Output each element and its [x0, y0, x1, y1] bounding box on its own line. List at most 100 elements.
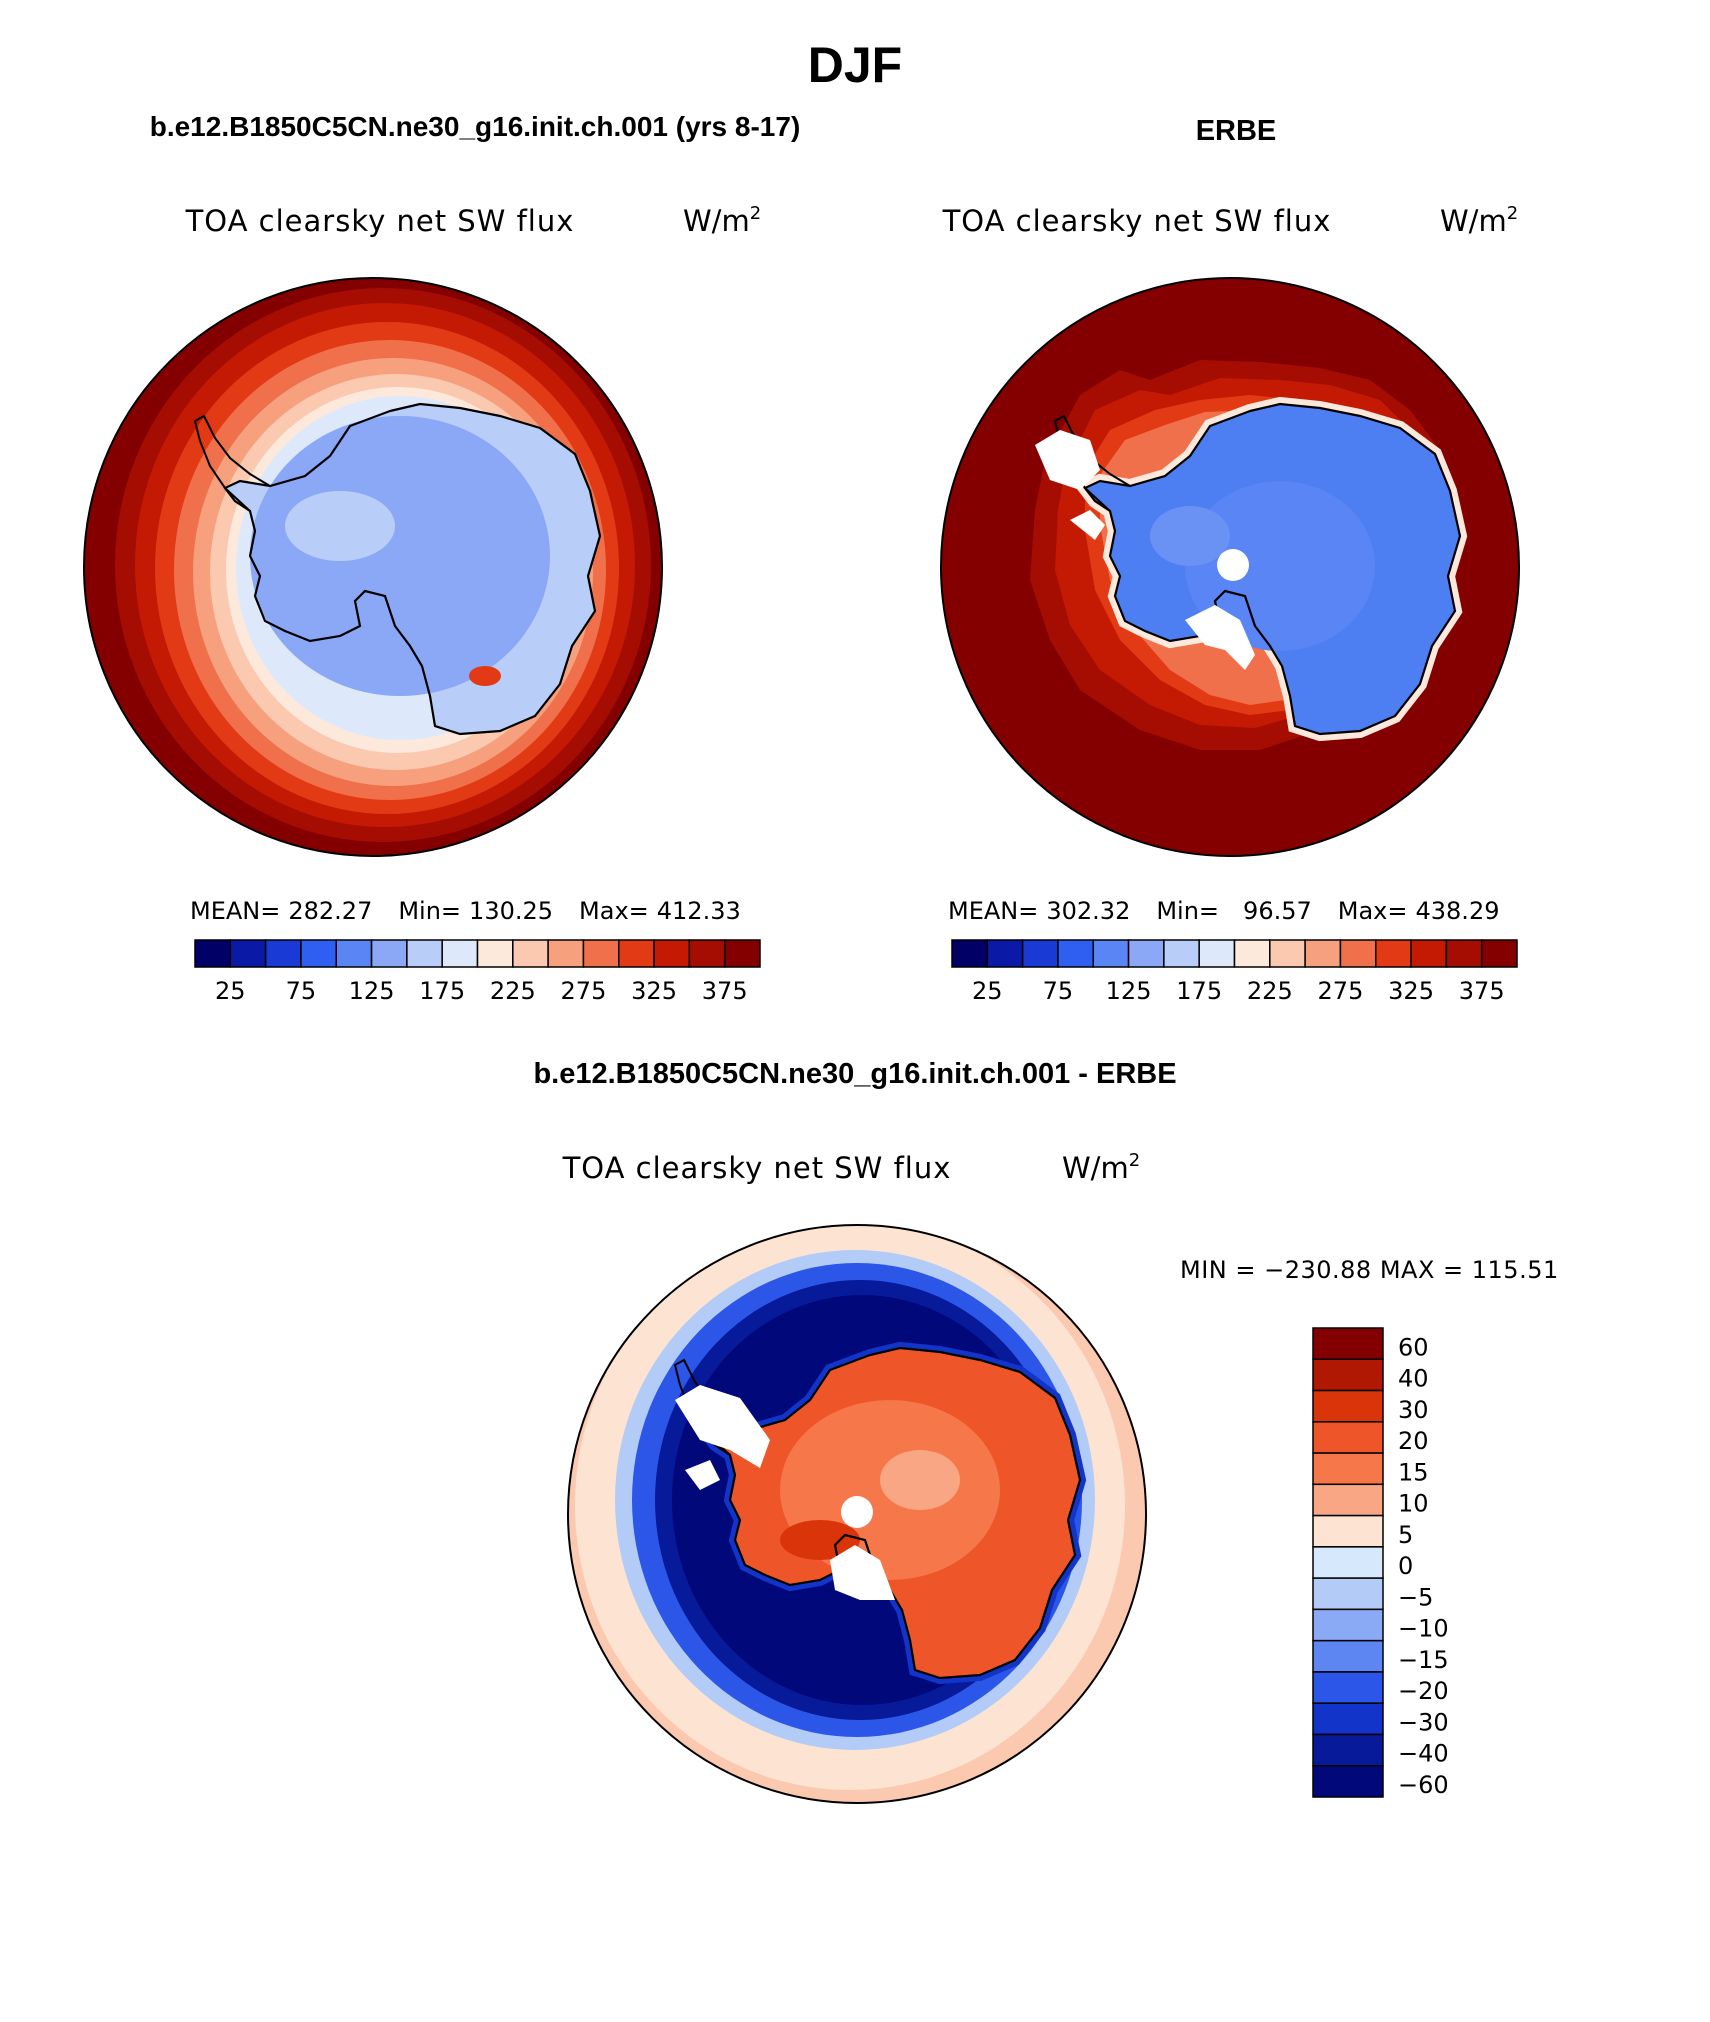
erbe-colorbar-tick-label: 225 — [1247, 977, 1293, 1005]
erbe-polar-map — [941, 278, 1519, 856]
difference-colorbar-swatch — [1312, 1671, 1384, 1704]
model-colorbar-swatch — [618, 939, 655, 968]
model-colorbar-tick-label: 225 — [490, 977, 536, 1005]
difference-colorbar-swatch — [1312, 1389, 1384, 1423]
erbe-colorbar-swatch — [1480, 939, 1518, 968]
model-colorbar-swatch — [723, 939, 761, 968]
difference-colorbar-swatch — [1312, 1702, 1384, 1736]
difference-colorbar-tick-label: −60 — [1398, 1771, 1449, 1799]
erbe-map-border — [940, 277, 1520, 857]
model-colorbar-swatch — [300, 939, 337, 968]
erbe-colorbar-tick-label: 375 — [1459, 977, 1505, 1005]
model-map-border — [83, 277, 663, 857]
erbe-colorbar-swatch — [951, 939, 989, 968]
model-variable-label: TOA clearsky net SW flux — [185, 204, 575, 238]
erbe-colorbar-tick-label: 325 — [1388, 977, 1434, 1005]
model-colorbar-swatch — [406, 939, 443, 968]
model-colorbar-swatch — [335, 939, 373, 968]
difference-colorbar-swatch — [1312, 1327, 1384, 1361]
model-colorbar-swatch — [653, 939, 691, 968]
model-colorbar-swatch — [264, 939, 302, 968]
erbe-panel: ERBE TOA clearsky net SW flux W/m2 — [940, 115, 1520, 1005]
difference-colorbar-ticks: 60 40 30 20 15 10 5 0 −5 −10 −15 −20 −30 −40 −60 — [1398, 1333, 1449, 1799]
erbe-colorbar-swatch — [1198, 939, 1236, 968]
model-units-label: W/m2 — [683, 203, 761, 238]
erbe-colorbar-swatch — [1021, 939, 1059, 968]
model-colorbar-swatch — [370, 939, 408, 968]
erbe-colorbar-swatch — [1127, 939, 1165, 968]
difference-colorbar-swatch — [1312, 1764, 1384, 1798]
model-panel-heading: b.e12.B1850C5CN.ne30_g16.init.ch.001 (yr… — [150, 111, 801, 142]
model-colorbar-tick-label: 375 — [702, 977, 748, 1005]
difference-panel: b.e12.B1850C5CN.ne30_g16.init.ch.001 - E… — [533, 1058, 1559, 1804]
model-colorbar-tick-label: 175 — [419, 977, 465, 1005]
difference-colorbar-swatch — [1312, 1452, 1384, 1486]
erbe-panel-heading: ERBE — [1196, 115, 1277, 147]
difference-map-border — [567, 1224, 1147, 1804]
erbe-colorbar-tick-label: 125 — [1106, 977, 1152, 1005]
difference-colorbar-swatch — [1312, 1421, 1384, 1454]
difference-colorbar-tick-label: 20 — [1398, 1427, 1429, 1455]
model-colorbar-tick-label: 275 — [561, 977, 607, 1005]
erbe-colorbar-swatch — [986, 939, 1024, 968]
difference-colorbar-tick-label: 40 — [1398, 1365, 1429, 1393]
difference-colorbar-tick-label: 10 — [1398, 1490, 1429, 1518]
difference-colorbar-tick-label: −20 — [1398, 1677, 1449, 1705]
erbe-colorbar-ticks: 25 75 125 175 225 275 325 375 — [972, 977, 1505, 1005]
erbe-colorbar-tick-label: 275 — [1318, 977, 1364, 1005]
model-colorbar — [194, 939, 761, 968]
difference-colorbar-swatch — [1312, 1608, 1384, 1642]
erbe-colorbar-swatch — [1375, 939, 1412, 968]
erbe-colorbar-swatch — [1304, 939, 1342, 968]
difference-colorbar-tick-label: −30 — [1398, 1708, 1449, 1736]
difference-colorbar-swatch — [1312, 1639, 1384, 1673]
model-colorbar-swatch — [441, 939, 479, 968]
erbe-colorbar-swatch — [1163, 939, 1200, 968]
erbe-units-label: W/m2 — [1440, 203, 1518, 238]
erbe-variable-label: TOA clearsky net SW flux — [942, 204, 1332, 238]
difference-colorbar-swatch — [1312, 1483, 1384, 1517]
model-colorbar-swatch — [229, 939, 267, 968]
model-panel: b.e12.B1850C5CN.ne30_g16.init.ch.001 (yr… — [83, 111, 801, 1005]
erbe-colorbar-swatch — [1339, 939, 1377, 968]
model-colorbar-swatch — [194, 939, 232, 968]
model-colorbar-swatch — [688, 939, 726, 968]
model-colorbar-swatch — [582, 939, 620, 968]
model-colorbar-tick-label: 325 — [631, 977, 677, 1005]
difference-colorbar-tick-label: 0 — [1398, 1552, 1413, 1580]
difference-colorbar-swatch — [1312, 1514, 1384, 1548]
erbe-colorbar-swatch — [1445, 939, 1483, 968]
difference-colorbar-tick-label: 5 — [1398, 1521, 1413, 1549]
page-title: DJF — [808, 37, 902, 93]
model-polar-map — [84, 278, 662, 856]
erbe-stats: MEAN= 302.32 Min= 96.57 Max= 438.29 — [948, 897, 1499, 925]
model-colorbar-swatch — [512, 939, 549, 968]
difference-colorbar-tick-label: 30 — [1398, 1396, 1429, 1424]
difference-panel-heading: b.e12.B1850C5CN.ne30_g16.init.ch.001 - E… — [533, 1058, 1176, 1090]
difference-min-max: MIN = −230.88 MAX = 115.51 — [1180, 1256, 1559, 1284]
difference-colorbar-tick-label: 60 — [1398, 1333, 1429, 1361]
model-colorbar-tick-label: 125 — [349, 977, 395, 1005]
erbe-colorbar-swatch — [1233, 939, 1271, 968]
difference-colorbar-swatch — [1312, 1733, 1384, 1767]
difference-polar-map — [568, 1225, 1146, 1803]
difference-colorbar-tick-label: −5 — [1398, 1583, 1433, 1611]
erbe-colorbar-swatch — [1410, 939, 1448, 968]
difference-colorbar — [1312, 1327, 1384, 1798]
model-colorbar-tick-label: 75 — [286, 977, 317, 1005]
difference-colorbar-tick-label: 15 — [1398, 1458, 1429, 1486]
model-colorbar-swatch — [547, 939, 585, 968]
difference-colorbar-swatch — [1312, 1577, 1384, 1611]
erbe-colorbar-swatch — [1092, 939, 1130, 968]
difference-variable-label: TOA clearsky net SW flux — [562, 1151, 952, 1185]
erbe-colorbar-swatch — [1269, 939, 1306, 968]
difference-colorbar-tick-label: −10 — [1398, 1615, 1449, 1643]
difference-colorbar-tick-label: −40 — [1398, 1740, 1449, 1768]
difference-colorbar-swatch — [1312, 1358, 1384, 1392]
erbe-colorbar — [951, 939, 1518, 968]
model-colorbar-swatch — [476, 939, 514, 968]
erbe-colorbar-tick-label: 75 — [1043, 977, 1074, 1005]
erbe-colorbar-swatch — [1057, 939, 1094, 968]
model-colorbar-tick-label: 25 — [215, 977, 246, 1005]
model-stats: MEAN= 282.27 Min= 130.25 Max= 412.33 — [190, 897, 741, 925]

::::

(WORK REQUIRED) Rewrite each line of the rows above as a Markdown table with two columns: No. for the row number and Text for the line. Skip blank lines and leave out the pictures.

(SOLUTION TO THE EXERCISE)
| No. | Text |
|---|---|
| 1 | Output each element and its [x0, y0, x1, y1] bounding box on its own line. List at most 100 elements. |
| 2 | erbe-colorbar-tick-label: 225 — [1247, 977, 1293, 1005] |
| 3 | erbe-polar-map — [941, 278, 1519, 856] |
| 4 | difference-colorbar-swatch — [1312, 1671, 1384, 1704] |
| 5 | model-colorbar-swatch — [618, 939, 655, 968] |
| 6 | model-colorbar-tick-label: 225 — [490, 977, 536, 1005] |
| 7 | difference-colorbar-swatch — [1312, 1389, 1384, 1423] |
| 8 | erbe-colorbar-swatch — [1480, 939, 1518, 968] |
| 9 | model-colorbar-swatch — [723, 939, 761, 968] |
| 10 | difference-colorbar-swatch — [1312, 1702, 1384, 1736] |
| 11 | difference-colorbar-tick-label: −60 — [1398, 1771, 1449, 1799] |
| 12 | erbe-map-border — [940, 277, 1520, 857] |
| 13 | model-colorbar-swatch — [300, 939, 337, 968] |
| 14 | erbe-colorbar-tick-label: 375 — [1459, 977, 1505, 1005] |
| 15 | model-map-border — [83, 277, 663, 857] |
| 16 | erbe-colorbar-swatch — [951, 939, 989, 968] |
| 17 | model-variable-label: TOA clearsky net SW flux — [185, 204, 575, 238] |
| 18 | erbe-colorbar-tick-label: 325 — [1388, 977, 1434, 1005] |
| 19 | model-colorbar-swatch — [406, 939, 443, 968] |
| 20 | model-colorbar-swatch — [335, 939, 373, 968] |
| 21 | difference-colorbar-swatch — [1312, 1327, 1384, 1361] |
| 22 | model-colorbar-swatch — [653, 939, 691, 968] |
| 23 | model-colorbar-swatch — [264, 939, 302, 968] |
| 24 | erbe-panel: ERBE TOA clearsky net SW flux W/m2 — [940, 115, 1520, 1005] |
| 25 | difference-colorbar-ticks: 60 40 30 20 15 10 5 0 −5 −10 −15 −20 −30 −40 −60 — [1398, 1333, 1449, 1799] |
| 26 | erbe-colorbar-swatch — [1198, 939, 1236, 968] |
| 27 | model-units-label: W/m2 — [683, 203, 761, 238] |
| 28 | erbe-colorbar-swatch — [1021, 939, 1059, 968] |
| 29 | model-colorbar-swatch — [370, 939, 408, 968] |
| 30 | erbe-colorbar-swatch — [1127, 939, 1165, 968] |
| 31 | difference-colorbar-swatch — [1312, 1764, 1384, 1798] |
| 32 | model-panel-heading: b.e12.B1850C5CN.ne30_g16.init.ch.001 (yr… — [150, 111, 801, 142] |
| 33 | model-colorbar-tick-label: 375 — [702, 977, 748, 1005] |
| 34 | difference-panel: b.e12.B1850C5CN.ne30_g16.init.ch.001 - E… — [533, 1058, 1559, 1804] |
| 35 | model-colorbar-tick-label: 175 — [419, 977, 465, 1005] |
| 36 | difference-colorbar-swatch — [1312, 1452, 1384, 1486] |
| 37 | erbe-panel-heading: ERBE — [1196, 115, 1277, 147] |
| 38 | difference-map-border — [567, 1224, 1147, 1804] |
| 39 | erbe-colorbar-tick-label: 125 — [1106, 977, 1152, 1005] |
| 40 | difference-colorbar-swatch — [1312, 1421, 1384, 1454] |
| 41 | difference-colorbar-tick-label: 20 — [1398, 1427, 1429, 1455] |
| 42 | model-colorbar-tick-label: 275 — [561, 977, 607, 1005] |
| 43 | erbe-colorbar-swatch — [986, 939, 1024, 968] |
| 44 | difference-colorbar-tick-label: 40 — [1398, 1365, 1429, 1393] |
| 45 | difference-colorbar-tick-label: 10 — [1398, 1490, 1429, 1518] |
| 46 | difference-colorbar-tick-label: −20 — [1398, 1677, 1449, 1705] |
| 47 | erbe-colorbar-ticks: 25 75 125 175 225 275 325 375 — [972, 977, 1505, 1005] |
| 48 | erbe-colorbar-tick-label: 275 — [1318, 977, 1364, 1005] |
| 49 | model-colorbar — [194, 939, 761, 968] |
| 50 | difference-colorbar-swatch — [1312, 1608, 1384, 1642] |
| 51 | erbe-colorbar-swatch — [1375, 939, 1412, 968] |
| 52 | erbe-colorbar-swatch — [1304, 939, 1342, 968] |
| 53 | difference-colorbar-tick-label: −30 — [1398, 1708, 1449, 1736] |
| 54 | difference-colorbar-swatch — [1312, 1639, 1384, 1673] |
| 55 | model-colorbar-swatch — [441, 939, 479, 968] |
| 56 | erbe-colorbar-swatch — [1163, 939, 1200, 968] |
| 57 | erbe-units-label: W/m2 — [1440, 203, 1518, 238] |
| 58 | erbe-variable-label: TOA clearsky net SW flux — [942, 204, 1332, 238] |
| 59 | difference-colorbar-swatch — [1312, 1483, 1384, 1517] |
| 60 | model-colorbar-swatch — [229, 939, 267, 968] |
| 61 | model-panel: b.e12.B1850C5CN.ne30_g16.init.ch.001 (yr… — [83, 111, 801, 1005] |
| 62 | erbe-colorbar-swatch — [1339, 939, 1377, 968] |
| 63 | model-colorbar-swatch — [194, 939, 232, 968] |
| 64 | model-colorbar-swatch — [688, 939, 726, 968] |
| 65 | model-colorbar-swatch — [582, 939, 620, 968] |
| 66 | model-colorbar-tick-label: 325 — [631, 977, 677, 1005] |
| 67 | difference-colorbar-tick-label: 0 — [1398, 1552, 1413, 1580] |
| 68 | difference-colorbar-swatch — [1312, 1514, 1384, 1548] |
| 69 | erbe-colorbar-swatch — [1445, 939, 1483, 968] |
| 70 | difference-colorbar-tick-label: 5 — [1398, 1521, 1413, 1549] |
| 71 | page-title: DJF — [808, 37, 902, 93] |
| 72 | model-polar-map — [84, 278, 662, 856] |
| 73 | erbe-stats: MEAN= 302.32 Min= 96.57 Max= 438.29 — [948, 897, 1499, 925] |
| 74 | model-colorbar-swatch — [512, 939, 549, 968] |
| 75 | difference-colorbar-tick-label: 30 — [1398, 1396, 1429, 1424] |
| 76 | difference-panel-heading: b.e12.B1850C5CN.ne30_g16.init.ch.001 - E… — [533, 1058, 1176, 1090] |
| 77 | difference-min-max: MIN = −230.88 MAX = 115.51 — [1180, 1256, 1559, 1284] |
| 78 | difference-colorbar-tick-label: 60 — [1398, 1333, 1429, 1361] |
| 79 | model-colorbar-tick-label: 125 — [349, 977, 395, 1005] |
| 80 | erbe-colorbar-swatch — [1233, 939, 1271, 968] |
| 81 | difference-colorbar-swatch — [1312, 1733, 1384, 1767] |
| 82 | difference-polar-map — [568, 1225, 1146, 1803] |
| 83 | difference-colorbar-tick-label: −5 — [1398, 1583, 1433, 1611] |
| 84 | erbe-colorbar-swatch — [1410, 939, 1448, 968] |
| 85 | difference-colorbar — [1312, 1327, 1384, 1798] |
| 86 | model-colorbar-tick-label: 75 — [286, 977, 317, 1005] |
| 87 | difference-colorbar-tick-label: 15 — [1398, 1458, 1429, 1486] |
| 88 | model-colorbar-swatch — [547, 939, 585, 968] |
| 89 | difference-colorbar-swatch — [1312, 1577, 1384, 1611] |
| 90 | erbe-colorbar-swatch — [1092, 939, 1130, 968] |
| 91 | difference-variable-label: TOA clearsky net SW flux — [562, 1151, 952, 1185] |
| 92 | erbe-colorbar-swatch — [1269, 939, 1306, 968] |
| 93 | difference-colorbar-tick-label: −10 — [1398, 1615, 1449, 1643] |
| 94 | difference-colorbar-tick-label: −40 — [1398, 1740, 1449, 1768] |
| 95 | difference-colorbar-swatch — [1312, 1358, 1384, 1392] |
| 96 | erbe-colorbar — [951, 939, 1518, 968] |
| 97 | model-colorbar-swatch — [476, 939, 514, 968] |
| 98 | erbe-colorbar-tick-label: 75 — [1043, 977, 1074, 1005] |
| 99 | erbe-colorbar-swatch — [1057, 939, 1094, 968] |
| 100 | model-colorbar-tick-label: 25 — [215, 977, 246, 1005] |
| 101 | model-stats: MEAN= 282.27 Min= 130.25 Max= 412.33 — [190, 897, 741, 925] |